== Material for the task ==
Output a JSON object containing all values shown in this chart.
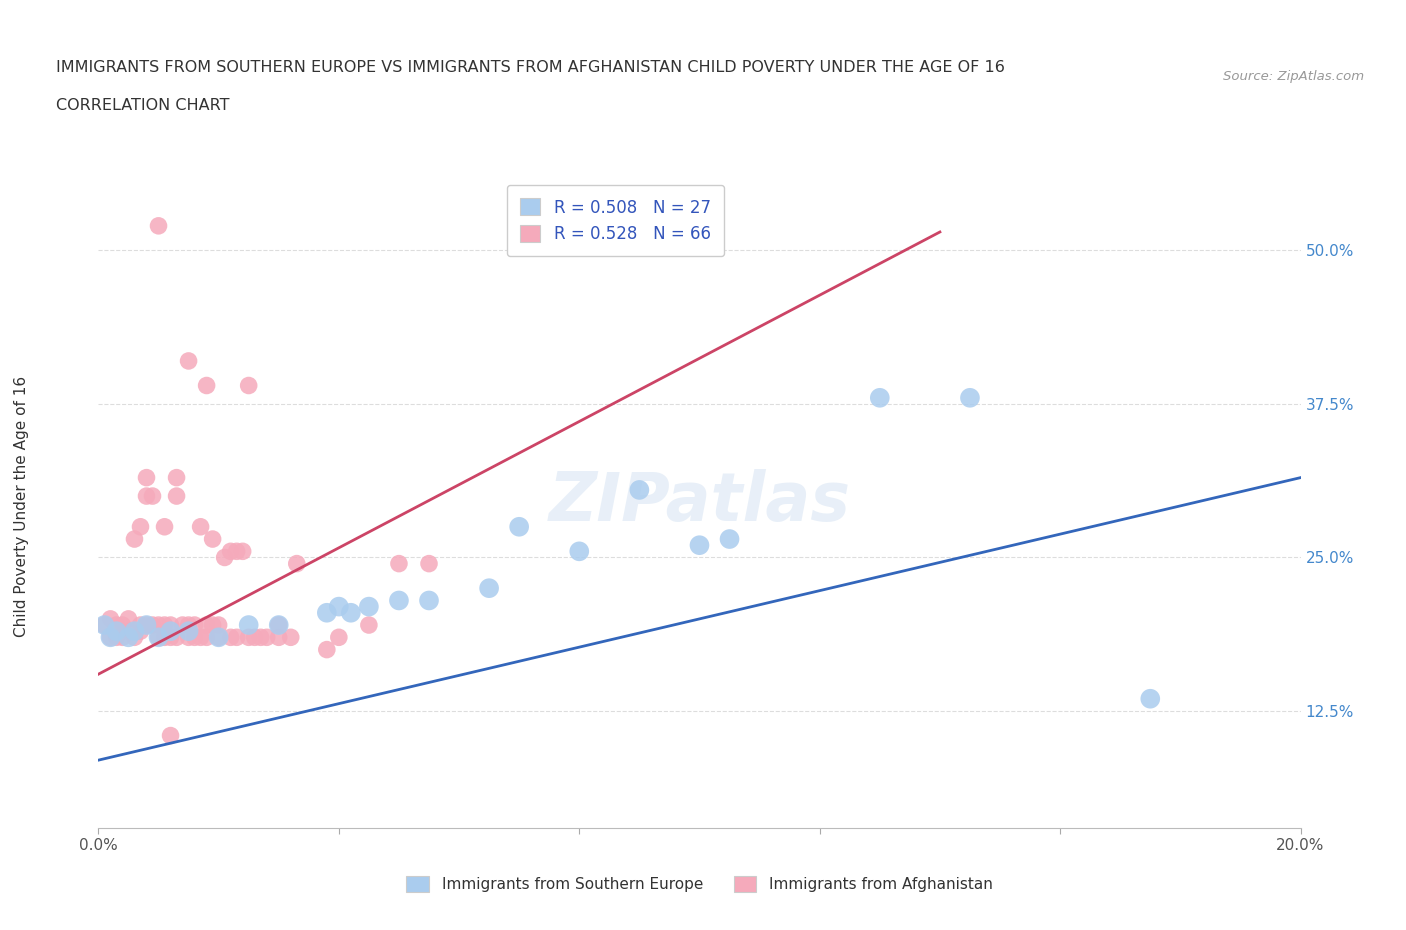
{
  "title": "IMMIGRANTS FROM SOUTHERN EUROPE VS IMMIGRANTS FROM AFGHANISTAN CHILD POVERTY UNDER THE AGE OF 16",
  "subtitle": "CORRELATION CHART",
  "source": "Source: ZipAtlas.com",
  "ylabel": "Child Poverty Under the Age of 16",
  "xlim": [
    0.0,
    0.2
  ],
  "ylim": [
    0.03,
    0.56
  ],
  "ytick_vals": [
    0.125,
    0.25,
    0.375,
    0.5
  ],
  "ytick_labels": [
    "12.5%",
    "25.0%",
    "37.5%",
    "50.0%"
  ],
  "xticks": [
    0.0,
    0.04,
    0.08,
    0.12,
    0.16,
    0.2
  ],
  "xtick_labels": [
    "0.0%",
    "",
    "",
    "",
    "",
    "20.0%"
  ],
  "blue_color": "#aaccee",
  "pink_color": "#f5aabb",
  "blue_line_color": "#3366bb",
  "pink_line_color": "#cc4466",
  "blue_scatter": [
    [
      0.001,
      0.195
    ],
    [
      0.002,
      0.185
    ],
    [
      0.003,
      0.19
    ],
    [
      0.005,
      0.185
    ],
    [
      0.006,
      0.19
    ],
    [
      0.008,
      0.195
    ],
    [
      0.01,
      0.185
    ],
    [
      0.012,
      0.19
    ],
    [
      0.015,
      0.19
    ],
    [
      0.02,
      0.185
    ],
    [
      0.025,
      0.195
    ],
    [
      0.03,
      0.195
    ],
    [
      0.038,
      0.205
    ],
    [
      0.04,
      0.21
    ],
    [
      0.042,
      0.205
    ],
    [
      0.045,
      0.21
    ],
    [
      0.05,
      0.215
    ],
    [
      0.055,
      0.215
    ],
    [
      0.065,
      0.225
    ],
    [
      0.07,
      0.275
    ],
    [
      0.08,
      0.255
    ],
    [
      0.09,
      0.305
    ],
    [
      0.1,
      0.26
    ],
    [
      0.105,
      0.265
    ],
    [
      0.13,
      0.38
    ],
    [
      0.145,
      0.38
    ],
    [
      0.175,
      0.135
    ]
  ],
  "pink_scatter": [
    [
      0.001,
      0.195
    ],
    [
      0.002,
      0.185
    ],
    [
      0.002,
      0.2
    ],
    [
      0.003,
      0.185
    ],
    [
      0.003,
      0.195
    ],
    [
      0.004,
      0.185
    ],
    [
      0.004,
      0.195
    ],
    [
      0.005,
      0.19
    ],
    [
      0.005,
      0.2
    ],
    [
      0.006,
      0.185
    ],
    [
      0.006,
      0.265
    ],
    [
      0.007,
      0.19
    ],
    [
      0.007,
      0.195
    ],
    [
      0.007,
      0.275
    ],
    [
      0.008,
      0.195
    ],
    [
      0.008,
      0.3
    ],
    [
      0.008,
      0.315
    ],
    [
      0.009,
      0.195
    ],
    [
      0.009,
      0.3
    ],
    [
      0.01,
      0.185
    ],
    [
      0.01,
      0.195
    ],
    [
      0.011,
      0.185
    ],
    [
      0.011,
      0.195
    ],
    [
      0.011,
      0.275
    ],
    [
      0.012,
      0.185
    ],
    [
      0.012,
      0.195
    ],
    [
      0.013,
      0.185
    ],
    [
      0.013,
      0.3
    ],
    [
      0.013,
      0.315
    ],
    [
      0.014,
      0.195
    ],
    [
      0.015,
      0.185
    ],
    [
      0.015,
      0.195
    ],
    [
      0.016,
      0.185
    ],
    [
      0.016,
      0.195
    ],
    [
      0.017,
      0.185
    ],
    [
      0.017,
      0.275
    ],
    [
      0.018,
      0.185
    ],
    [
      0.018,
      0.195
    ],
    [
      0.019,
      0.195
    ],
    [
      0.019,
      0.265
    ],
    [
      0.02,
      0.185
    ],
    [
      0.02,
      0.195
    ],
    [
      0.021,
      0.25
    ],
    [
      0.022,
      0.185
    ],
    [
      0.022,
      0.255
    ],
    [
      0.023,
      0.185
    ],
    [
      0.023,
      0.255
    ],
    [
      0.024,
      0.255
    ],
    [
      0.025,
      0.185
    ],
    [
      0.026,
      0.185
    ],
    [
      0.027,
      0.185
    ],
    [
      0.028,
      0.185
    ],
    [
      0.03,
      0.185
    ],
    [
      0.03,
      0.195
    ],
    [
      0.032,
      0.185
    ],
    [
      0.033,
      0.245
    ],
    [
      0.038,
      0.175
    ],
    [
      0.04,
      0.185
    ],
    [
      0.045,
      0.195
    ],
    [
      0.05,
      0.245
    ],
    [
      0.055,
      0.245
    ],
    [
      0.01,
      0.52
    ],
    [
      0.015,
      0.41
    ],
    [
      0.018,
      0.39
    ],
    [
      0.025,
      0.39
    ],
    [
      0.012,
      0.105
    ]
  ],
  "blue_line_x": [
    0.0,
    0.2
  ],
  "blue_line_y": [
    0.085,
    0.315
  ],
  "pink_line_x": [
    0.0,
    0.14
  ],
  "pink_line_y": [
    0.155,
    0.515
  ],
  "watermark_text": "ZIPatlas",
  "background_color": "#ffffff",
  "grid_color": "#dddddd",
  "legend_blue_label": "R = 0.508   N = 27",
  "legend_pink_label": "R = 0.528   N = 66",
  "legend_x_label": "Immigrants from Southern Europe",
  "legend_y_label": "Immigrants from Afghanistan"
}
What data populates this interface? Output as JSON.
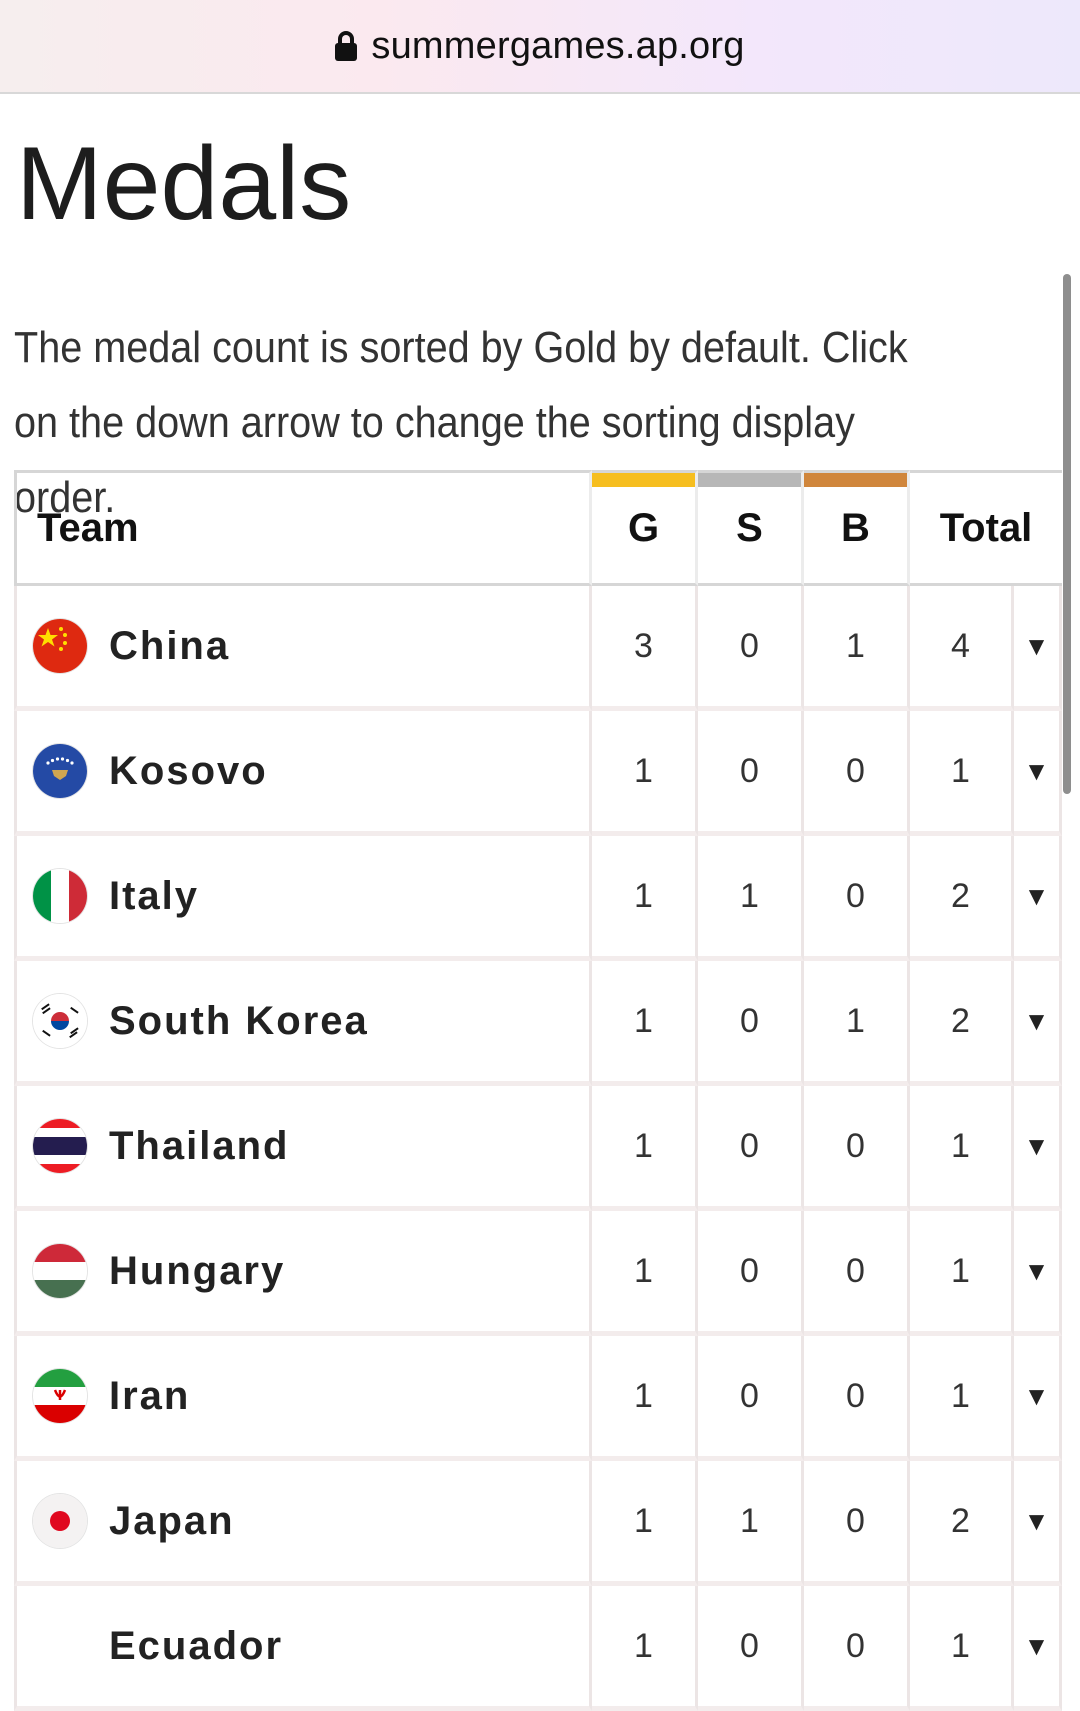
{
  "browser": {
    "url": "summergames.ap.org"
  },
  "page": {
    "title": "Medals",
    "description": "The medal count is sorted by Gold by default. Click on the down arrow to change the sorting display order."
  },
  "table": {
    "headers": {
      "team": "Team",
      "gold": "G",
      "silver": "S",
      "bronze": "B",
      "total": "Total"
    },
    "medal_colors": {
      "gold": "#f6be1f",
      "silver": "#b7b7b7",
      "bronze": "#d0863c"
    },
    "arrow": "▼",
    "rows": [
      {
        "team": "China",
        "flag_icon": "china-flag-icon",
        "g": "3",
        "s": "0",
        "b": "1",
        "total": "4"
      },
      {
        "team": "Kosovo",
        "flag_icon": "kosovo-flag-icon",
        "g": "1",
        "s": "0",
        "b": "0",
        "total": "1"
      },
      {
        "team": "Italy",
        "flag_icon": "italy-flag-icon",
        "g": "1",
        "s": "1",
        "b": "0",
        "total": "2"
      },
      {
        "team": "South Korea",
        "flag_icon": "south-korea-flag-icon",
        "g": "1",
        "s": "0",
        "b": "1",
        "total": "2"
      },
      {
        "team": "Thailand",
        "flag_icon": "thailand-flag-icon",
        "g": "1",
        "s": "0",
        "b": "0",
        "total": "1"
      },
      {
        "team": "Hungary",
        "flag_icon": "hungary-flag-icon",
        "g": "1",
        "s": "0",
        "b": "0",
        "total": "1"
      },
      {
        "team": "Iran",
        "flag_icon": "iran-flag-icon",
        "g": "1",
        "s": "0",
        "b": "0",
        "total": "1"
      },
      {
        "team": "Japan",
        "flag_icon": "japan-flag-icon",
        "g": "1",
        "s": "1",
        "b": "0",
        "total": "2"
      },
      {
        "team": "Ecuador",
        "flag_icon": "",
        "g": "1",
        "s": "0",
        "b": "0",
        "total": "1"
      }
    ]
  }
}
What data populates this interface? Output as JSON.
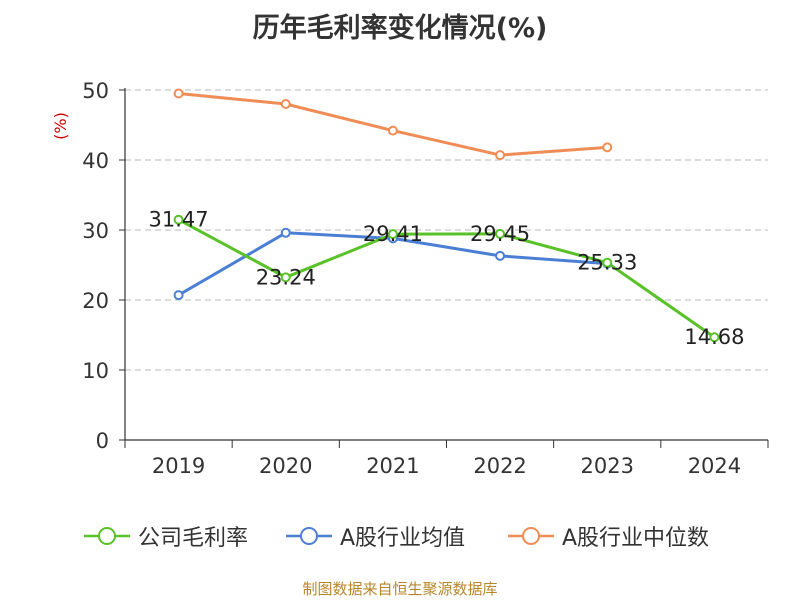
{
  "chart_data": {
    "type": "line",
    "title": "历年毛利率变化情况(%)",
    "ylabel": "(%)",
    "xlabel": "",
    "categories": [
      "2019",
      "2020",
      "2021",
      "2022",
      "2023",
      "2024"
    ],
    "ylim": [
      0,
      50
    ],
    "yticks": [
      0,
      10,
      20,
      30,
      40,
      50
    ],
    "grid": "horizontal dashed",
    "legend_position": "bottom",
    "series": [
      {
        "name": "公司毛利率",
        "color": "#5ac229",
        "values": [
          31.47,
          23.24,
          29.41,
          29.45,
          25.33,
          14.68
        ],
        "labels": [
          "31.47",
          "23.24",
          "29.41",
          "29.45",
          "25.33",
          "14.68"
        ]
      },
      {
        "name": "A股行业均值",
        "color": "#4a7fd4",
        "values": [
          20.7,
          29.6,
          28.8,
          26.3,
          25.2,
          null
        ]
      },
      {
        "name": "A股行业中位数",
        "color": "#f08c55",
        "values": [
          49.5,
          48.0,
          44.2,
          40.7,
          41.8,
          null
        ]
      }
    ]
  },
  "source": "制图数据来自恒生聚源数据库"
}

== What is asked ==
Show all lines in the entries above where the string "team" appears.

== Answer for the task ==
      "team": "Team",
        "team": "China",
        "team": "Kosovo",
        "team": "Italy",
        "team": "South Korea",
        "team": "Thailand",
        "team": "Hungary",
        "team": "Iran",
        "team": "Japan",
        "team": "Ecuador",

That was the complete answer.